* [Goal of the exercise]: Transcribe the material verbatim in full; the pictures do not belong in the copy.

Collected data
________
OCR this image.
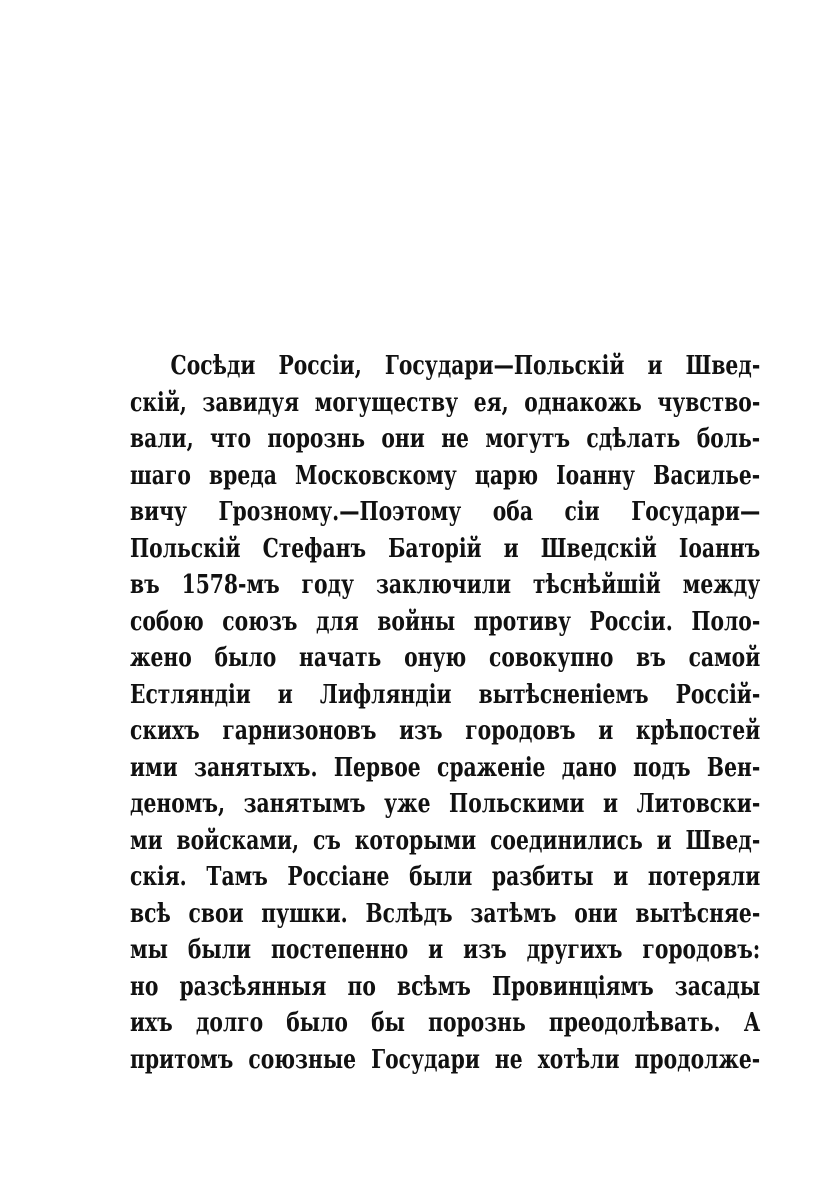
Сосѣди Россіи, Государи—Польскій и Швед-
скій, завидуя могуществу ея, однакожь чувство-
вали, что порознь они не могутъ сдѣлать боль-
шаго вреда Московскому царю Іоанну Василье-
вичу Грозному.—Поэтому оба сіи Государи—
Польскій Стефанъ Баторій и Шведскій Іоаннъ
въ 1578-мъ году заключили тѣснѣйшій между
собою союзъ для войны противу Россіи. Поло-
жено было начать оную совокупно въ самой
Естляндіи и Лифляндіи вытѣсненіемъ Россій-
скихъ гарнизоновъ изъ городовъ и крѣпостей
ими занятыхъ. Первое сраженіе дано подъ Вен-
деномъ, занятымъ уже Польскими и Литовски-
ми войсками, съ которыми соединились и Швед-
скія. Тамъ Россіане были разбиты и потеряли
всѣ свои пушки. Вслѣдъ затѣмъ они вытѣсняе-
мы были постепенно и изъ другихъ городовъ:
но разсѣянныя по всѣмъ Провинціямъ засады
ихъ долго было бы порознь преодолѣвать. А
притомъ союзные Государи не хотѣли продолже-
________
* [Response to the task]:
OCR this image.
Сосѣди Россіи, Государи—Польскій и Швед-
скій, завидуя могуществу ея, однакожь чувство-
вали, что порознь они не могутъ сдѣлать боль-
шаго вреда Московскому царю Іоанну Василье-
вичу Грозному.—Поэтому оба сіи Государи—
Польскій Стефанъ Баторій и Шведскій Іоаннъ
въ 1578-мъ году заключили тѣснѣйшій между
собою союзъ для войны противу Россіи. Поло-
жено было начать оную совокупно въ самой
Естляндіи и Лифляндіи вытѣсненіемъ Россій-
скихъ гарнизоновъ изъ городовъ и крѣпостей
ими занятыхъ. Первое сраженіе дано подъ Вен-
деномъ, занятымъ уже Польскими и Литовски-
ми войсками, съ которыми соединились и Швед-
скія. Тамъ Россіане были разбиты и потеряли
всѣ свои пушки. Вслѣдъ затѣмъ они вытѣсняе-
мы были постепенно и изъ другихъ городовъ:
но разсѣянныя по всѣмъ Провинціямъ засады
ихъ долго было бы порознь преодолѣвать. А
притомъ союзные Государи не хотѣли продолже-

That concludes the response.